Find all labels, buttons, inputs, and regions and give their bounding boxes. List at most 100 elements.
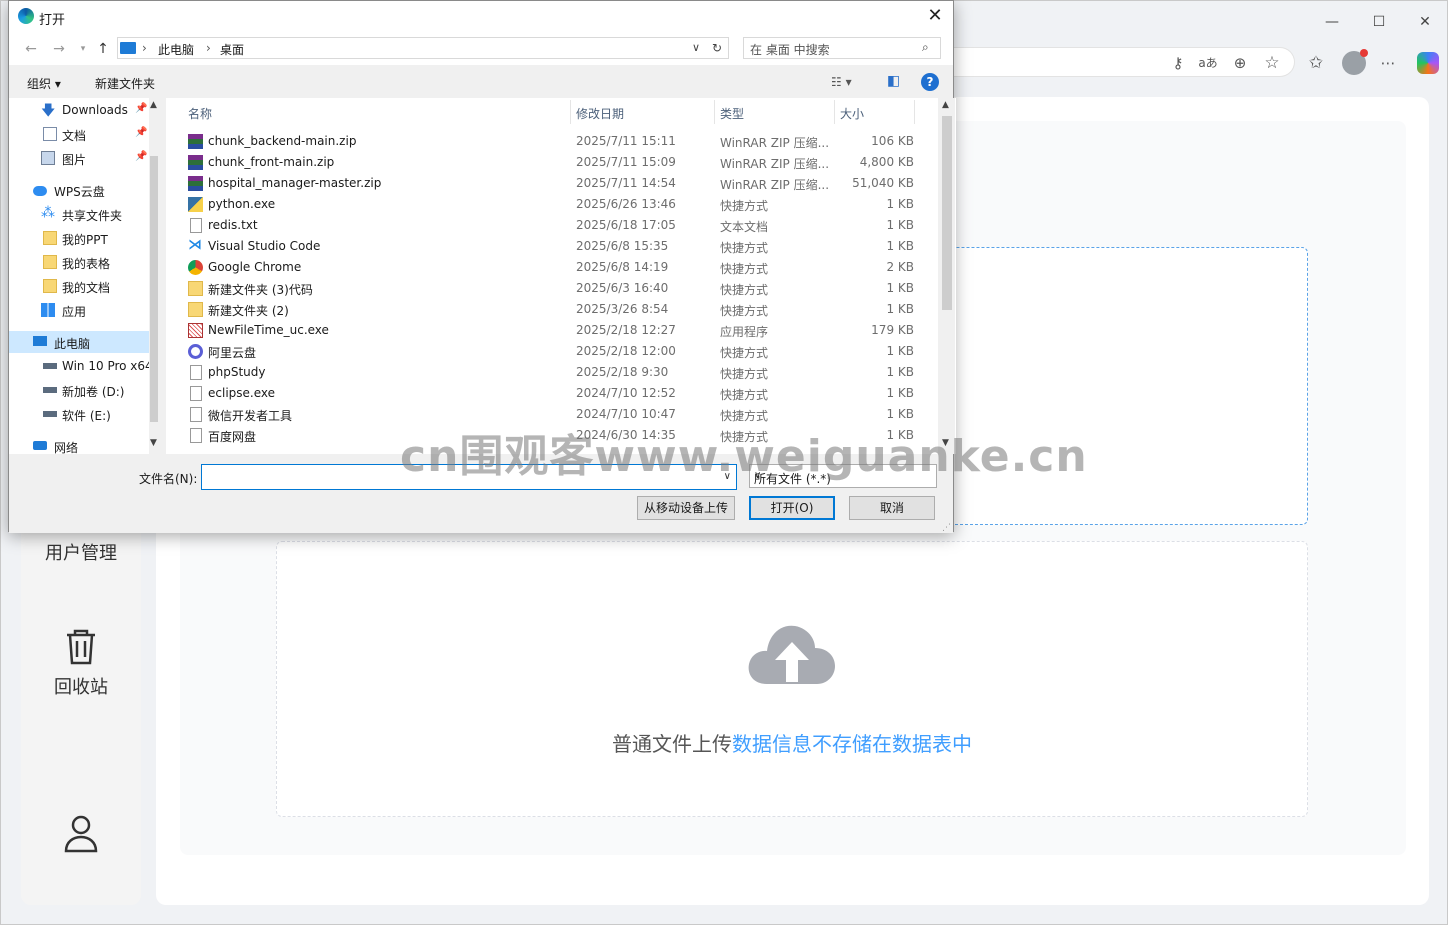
breadcrumb-root[interactable]: 此电脑 xyxy=(158,41,194,58)
up-arrow-icon[interactable]: ↑ xyxy=(93,39,113,59)
nav-item-drive-e[interactable]: 软件 (E:) xyxy=(9,403,149,425)
column-date[interactable]: 修改日期 xyxy=(576,105,624,122)
nav-item-pictures[interactable]: 图片 📌 xyxy=(9,147,149,169)
file-row[interactable]: python.exe 2025/6/26 13:46 快捷方式 1 KB xyxy=(184,194,924,215)
nav-item-downloads[interactable]: 🡇 Downloads 📌 xyxy=(9,99,149,121)
nav-item-wps-cloud[interactable]: WPS云盘 xyxy=(9,179,149,201)
file-type: 快捷方式 xyxy=(720,241,769,255)
nav-label: 图片 xyxy=(62,153,87,167)
file-row[interactable]: 新建文件夹 (3)代码 2025/6/3 16:40 快捷方式 1 KB xyxy=(184,278,924,299)
nav-scrollbar[interactable]: ▲ ▼ xyxy=(149,98,159,454)
new-folder-button[interactable]: 新建文件夹 xyxy=(95,75,155,92)
key-icon[interactable]: ⚷ xyxy=(1167,52,1189,74)
breadcrumb-sep-icon: › xyxy=(206,41,211,55)
file-row[interactable]: 新建文件夹 (2) 2025/3/26 8:54 快捷方式 1 KB xyxy=(184,299,924,320)
cancel-button[interactable]: 取消 xyxy=(849,496,935,520)
edge-logo-icon xyxy=(18,8,34,24)
file-row[interactable]: hospital_manager-master.zip 2025/7/11 14… xyxy=(184,173,924,194)
sidebar-item-profile[interactable] xyxy=(21,813,141,859)
scroll-up-icon[interactable]: ▲ xyxy=(150,100,157,110)
file-row[interactable]: eclipse.exe 2024/7/10 12:52 快捷方式 1 KB xyxy=(184,383,924,404)
copilot-icon[interactable] xyxy=(1417,52,1439,74)
upload-from-mobile-button[interactable]: 从移动设备上传 xyxy=(637,496,735,520)
recent-locations-chevron-icon[interactable]: ▾ xyxy=(73,39,93,59)
file-date: 2025/6/26 13:46 xyxy=(576,197,676,211)
file-date: 2025/6/18 17:05 xyxy=(576,218,676,232)
sidebar-label-user-management: 用户管理 xyxy=(45,543,117,564)
nav-item-apps[interactable]: 应用 xyxy=(9,299,149,321)
nav-item-my-ppt[interactable]: 我的PPT xyxy=(9,227,149,249)
file-size: 1 KB xyxy=(886,218,914,232)
refresh-icon[interactable]: ↻ xyxy=(712,41,722,55)
file-name: 微信开发者工具 xyxy=(208,409,293,423)
back-arrow-icon[interactable]: ← xyxy=(21,39,41,59)
file-name: 新建文件夹 (3)代码 xyxy=(208,283,313,297)
open-button[interactable]: 打开(O) xyxy=(749,496,835,520)
scroll-up-icon[interactable]: ▲ xyxy=(942,100,949,110)
nav-item-documents[interactable]: 文档 📌 xyxy=(9,123,149,145)
sidebar-item-user-management[interactable]: 用户管理 xyxy=(21,539,141,565)
drive-icon xyxy=(43,387,57,393)
file-row[interactable]: 阿里云盘 2025/2/18 12:00 快捷方式 1 KB xyxy=(184,341,924,362)
file-row[interactable]: phpStudy 2025/2/18 9:30 快捷方式 1 KB xyxy=(184,362,924,383)
nav-scroll-thumb[interactable] xyxy=(150,156,158,422)
pin-icon: 📌 xyxy=(135,103,148,114)
file-type: 快捷方式 xyxy=(720,304,769,318)
view-options-icon[interactable]: ☷ ▾ xyxy=(831,75,852,89)
file-row[interactable]: redis.txt 2025/6/18 17:05 文本文档 1 KB xyxy=(184,215,924,236)
file-name: eclipse.exe xyxy=(208,386,276,400)
nav-item-my-sheets[interactable]: 我的表格 xyxy=(9,251,149,273)
file-row[interactable]: chunk_front-main.zip 2025/7/11 15:09 Win… xyxy=(184,152,924,173)
file-row[interactable]: NewFileTime_uc.exe 2025/2/18 12:27 应用程序 … xyxy=(184,320,924,341)
picture-icon xyxy=(41,151,55,165)
file-type: 快捷方式 xyxy=(720,346,769,360)
file-list-scrollbar[interactable]: ▲ ▼ xyxy=(938,98,955,454)
file-row[interactable]: Google Chrome 2025/6/8 14:19 快捷方式 2 KB xyxy=(184,257,924,278)
more-icon[interactable]: ⋯ xyxy=(1377,52,1399,74)
nav-label: 我的表格 xyxy=(62,257,111,271)
zoom-icon[interactable]: ⊕ xyxy=(1229,52,1251,74)
forward-arrow-icon[interactable]: → xyxy=(49,39,69,59)
column-type[interactable]: 类型 xyxy=(720,105,744,122)
column-size[interactable]: 大小 xyxy=(840,105,864,122)
favorites-icon[interactable]: ✩ xyxy=(1305,52,1327,74)
resize-grip-icon[interactable]: ⋰ xyxy=(942,523,951,533)
nav-label: WPS云盘 xyxy=(54,185,105,199)
column-separator[interactable] xyxy=(570,100,571,124)
column-separator[interactable] xyxy=(714,100,715,124)
column-separator[interactable] xyxy=(834,100,835,124)
favorite-star-icon[interactable]: ☆ xyxy=(1261,52,1283,74)
path-dropdown-chevron-icon[interactable]: ∨ xyxy=(692,41,700,54)
nav-item-drive-d[interactable]: 新加卷 (D:) xyxy=(9,379,149,401)
sidebar-item-recycle-bin[interactable]: 回收站 xyxy=(21,627,141,699)
nav-item-network[interactable]: 网络 xyxy=(9,435,149,454)
file-name: Visual Studio Code xyxy=(208,239,321,253)
search-input[interactable]: 在 桌面 中搜索 ⌕ xyxy=(743,37,941,59)
close-window-button[interactable]: ✕ xyxy=(1402,9,1448,35)
breadcrumb[interactable]: › 此电脑 › 桌面 ∨ ↻ xyxy=(117,37,729,59)
minimize-button[interactable]: — xyxy=(1309,9,1355,35)
nav-item-my-docs[interactable]: 我的文档 xyxy=(9,275,149,297)
column-name[interactable]: 名称 xyxy=(188,105,212,122)
nav-item-shared-folder[interactable]: ⁂ 共享文件夹 xyxy=(9,203,149,225)
profile-avatar[interactable] xyxy=(1342,49,1368,75)
file-row[interactable]: ⋊ Visual Studio Code 2025/6/8 15:35 快捷方式… xyxy=(184,236,924,257)
upload-hint-highlight[interactable]: 数据信息不存储在数据表中 xyxy=(732,732,972,756)
dialog-close-button[interactable]: ✕ xyxy=(923,5,947,27)
breadcrumb-current[interactable]: 桌面 xyxy=(220,41,244,58)
blank-file-icon xyxy=(190,428,202,443)
help-icon[interactable]: ? xyxy=(921,73,939,91)
read-aloud-icon[interactable]: aあ xyxy=(1197,52,1219,74)
file-list-scroll-thumb[interactable] xyxy=(942,116,952,310)
file-name: 新建文件夹 (2) xyxy=(208,304,289,318)
organize-button[interactable]: 组织 ▾ xyxy=(27,75,61,92)
column-separator[interactable] xyxy=(914,100,915,124)
upload-dropzone[interactable]: 普通文件上传数据信息不存储在数据表中 xyxy=(276,541,1308,817)
maximize-button[interactable]: ☐ xyxy=(1356,9,1402,35)
nav-item-drive-c[interactable]: Win 10 Pro x64 xyxy=(9,355,153,377)
preview-pane-icon[interactable]: ◧ xyxy=(887,73,900,89)
scroll-down-icon[interactable]: ▼ xyxy=(150,438,157,448)
nav-item-this-pc[interactable]: 此电脑 xyxy=(9,331,149,353)
file-row[interactable]: chunk_backend-main.zip 2025/7/11 15:11 W… xyxy=(184,131,924,152)
file-type: 快捷方式 xyxy=(720,367,769,381)
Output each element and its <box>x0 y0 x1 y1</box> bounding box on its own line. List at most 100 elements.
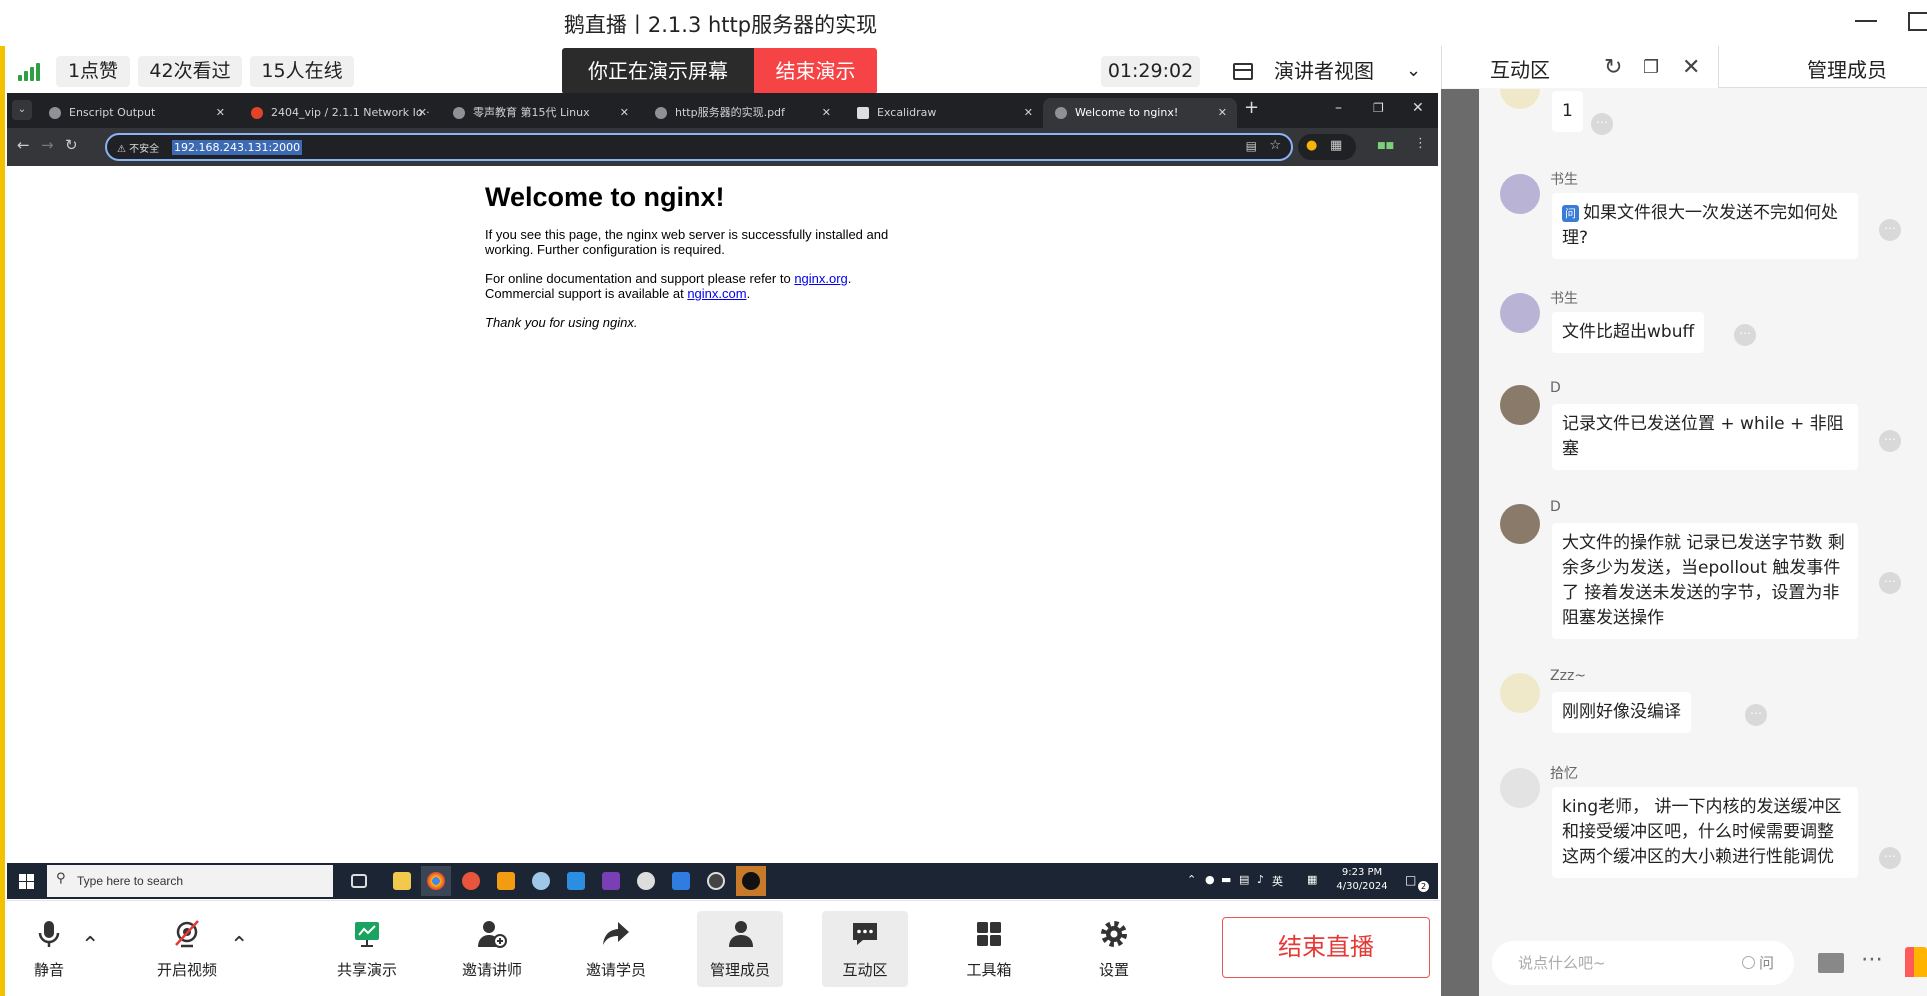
browser-tab[interactable]: Excalidraw ✕ <box>845 98 1043 128</box>
toolbox-label: 工具箱 <box>966 961 1012 979</box>
language-indicator[interactable]: 英 <box>1272 873 1283 889</box>
chat-input-placeholder: 说点什么吧~ <box>1518 954 1606 972</box>
close-tab-icon[interactable]: ✕ <box>1024 98 1033 128</box>
folder-icon[interactable] <box>1818 953 1844 973</box>
ime-icon[interactable]: ▦ <box>1307 873 1317 886</box>
maximize-icon[interactable] <box>1908 12 1927 31</box>
chrome-icon[interactable] <box>421 866 451 896</box>
microphone-icon[interactable]: ● <box>1205 873 1215 886</box>
puzzle-icon[interactable]: ▦ <box>1330 138 1342 153</box>
battery-icon[interactable]: ▬ <box>1221 873 1231 886</box>
manage-members-button[interactable]: 管理成员 <box>697 911 783 987</box>
chevron-down-icon: ⌄ <box>1406 60 1422 81</box>
settings-gear-icon[interactable] <box>631 866 661 896</box>
browser-tab[interactable]: 2404_vip / 2.1.1 Network Io · Gi✕ <box>239 98 437 149</box>
nginx-com-link[interactable]: nginx.com <box>687 286 746 301</box>
vscode-icon[interactable] <box>561 866 591 896</box>
more-icon[interactable]: ⋯ <box>1861 947 1884 972</box>
radio-icon <box>1741 956 1755 969</box>
close-tab-icon[interactable]: ✕ <box>620 98 629 128</box>
close-tab-icon[interactable]: ✕ <box>216 98 225 128</box>
chat-list[interactable]: 1 ⋯ 书生 问如果文件很大一次发送不完如何处理? ⋯ 书生 文件比超出wbuf… <box>1480 89 1927 929</box>
app-icon[interactable] <box>526 866 556 896</box>
profile-icon[interactable]: ■■ <box>1377 141 1394 151</box>
settings-button[interactable]: 设置 <box>1071 911 1157 987</box>
tab-search-icon[interactable]: ⌄ <box>12 100 32 120</box>
chat-input[interactable]: 说点什么吧~ 问 <box>1492 941 1794 985</box>
mute-button[interactable]: 静音 <box>6 911 92 987</box>
app-icon[interactable] <box>491 866 521 896</box>
app-icon[interactable] <box>456 866 486 896</box>
interaction-button[interactable]: 互动区 <box>822 911 908 987</box>
browser-tab-active[interactable]: Welcome to nginx! ✕ <box>1043 98 1237 128</box>
avatar <box>1500 504 1540 544</box>
address-bar[interactable]: ⚠ 不安全 192.168.243.131:2000 ▤ ☆ <box>105 133 1293 161</box>
close-tab-icon[interactable]: ✕ <box>1218 98 1227 128</box>
browser-tab[interactable]: http服务器的实现.pdf ✕ <box>643 98 841 128</box>
refresh-icon[interactable]: ↻ <box>1604 55 1622 80</box>
presentation-icon <box>355 922 379 947</box>
minimize-icon[interactable] <box>1855 20 1877 22</box>
task-view-icon[interactable] <box>345 866 375 896</box>
new-tab-icon[interactable]: + <box>1244 97 1259 118</box>
onenote-icon[interactable] <box>596 866 626 896</box>
app-icon[interactable] <box>666 866 696 896</box>
windows-start-icon[interactable] <box>19 874 34 889</box>
more-options-icon[interactable]: ⋯ <box>1745 704 1767 726</box>
video-options-chevron-icon[interactable]: ⌃ <box>230 933 248 958</box>
invite-lecturer-button[interactable]: 邀请讲师 <box>449 911 535 987</box>
nginx-org-link[interactable]: nginx.org <box>794 271 847 286</box>
menu-kebab-icon[interactable]: ⋮ <box>1414 136 1427 151</box>
sender-name: 拾忆 <box>1550 766 1578 782</box>
translate-icon[interactable]: ▤ <box>1246 139 1257 153</box>
browser-tab[interactable]: 零声教育 第15代 Linux C/C++开✕ <box>441 98 639 149</box>
toolbox-button[interactable]: 工具箱 <box>946 911 1032 987</box>
more-options-icon[interactable]: ⋯ <box>1879 572 1901 594</box>
close-tab-icon[interactable]: ✕ <box>822 98 831 128</box>
volume-icon[interactable]: ♪ <box>1257 873 1264 886</box>
gift-icon[interactable] <box>1905 947 1927 977</box>
browser-restore-icon[interactable]: ❐ <box>1373 101 1384 115</box>
notification-icon[interactable]: □ <box>1405 873 1416 887</box>
network-icon[interactable]: ▤ <box>1239 873 1249 886</box>
video-button[interactable]: 开启视频 <box>144 911 230 987</box>
browser-tab[interactable]: Enscript Output ✕ <box>37 98 235 128</box>
file-explorer-icon[interactable] <box>387 866 417 896</box>
question-toggle[interactable]: 问 <box>1741 952 1774 973</box>
url-text[interactable]: 192.168.243.131:2000 <box>172 140 303 155</box>
back-icon[interactable]: ← <box>17 136 30 154</box>
qq-icon[interactable] <box>736 866 766 896</box>
more-options-icon[interactable]: ⋯ <box>1879 430 1901 452</box>
more-options-icon[interactable]: ⋯ <box>1591 113 1613 135</box>
more-options-icon[interactable]: ⋯ <box>1879 219 1901 241</box>
taskbar-clock[interactable]: 9:23 PM 4/30/2024 <box>1327 866 1397 894</box>
invite-students-label: 邀请学员 <box>585 961 646 979</box>
app-icon[interactable] <box>701 866 731 896</box>
close-tab-icon[interactable]: ✕ <box>418 98 427 128</box>
view-mode-dropdown[interactable]: 演讲者视图 ⌄ <box>1224 54 1430 88</box>
close-icon[interactable]: ✕ <box>1682 55 1700 80</box>
sender-name: D <box>1550 499 1561 515</box>
insecure-indicator[interactable]: ⚠ 不安全 <box>117 140 159 155</box>
audio-options-chevron-icon[interactable]: ⌃ <box>81 933 99 958</box>
more-options-icon[interactable]: ⋯ <box>1879 847 1901 869</box>
more-options-icon[interactable]: ⋯ <box>1734 324 1756 346</box>
tab-interaction[interactable]: 互动区 ↻ ❐ ✕ <box>1442 46 1719 88</box>
browser-close-icon[interactable]: ✕ <box>1412 100 1424 116</box>
reload-icon[interactable]: ↻ <box>65 136 78 154</box>
online-count: 15人在线 <box>250 56 354 87</box>
end-presentation-button[interactable]: 结束演示 <box>754 48 877 94</box>
tab-members[interactable]: 管理成员 <box>1807 54 1887 83</box>
popout-icon[interactable]: ❐ <box>1643 57 1659 78</box>
bookmark-star-icon[interactable]: ☆ <box>1269 138 1281 153</box>
share-presentation-button[interactable]: 共享演示 <box>324 911 410 987</box>
extension-icon[interactable]: ● <box>1306 138 1317 153</box>
end-live-button[interactable]: 结束直播 <box>1222 917 1430 978</box>
taskbar-search[interactable]: ⚲ Type here to search <box>47 865 333 897</box>
tray-chevron-icon[interactable]: ⌃ <box>1187 873 1196 886</box>
forward-icon[interactable]: → <box>41 136 54 154</box>
invite-students-button[interactable]: 邀请学员 <box>573 911 659 987</box>
gitlab-icon <box>251 107 263 119</box>
browser-minimize-icon[interactable]: – <box>1335 100 1342 116</box>
chat-bubble-icon <box>853 923 877 945</box>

—————

> **Short task**
Rewrite the records starting at the line with "breadcrumb-root[interactable]: 此电脑 xyxy=(158,41,194,58)" and ending at the line with "file-row[interactable]: python.exe 2025/6/26", changing "python.exe" to "java.exe" and leaving everything else the same. Give only those lines.

> **Task result**
breadcrumb-root[interactable]: 此电脑 xyxy=(158,41,194,58)
up-arrow-icon[interactable]: ↑ xyxy=(93,39,113,59)
nav-item-drive-e[interactable]: 软件 (E:) xyxy=(9,403,149,425)
column-date[interactable]: 修改日期 xyxy=(576,105,624,122)
nav-item-pictures[interactable]: 图片 📌 xyxy=(9,147,149,169)
file-row[interactable]: java.exe 2025/6/26 13:46 快捷方式 1 KB xyxy=(184,194,924,215)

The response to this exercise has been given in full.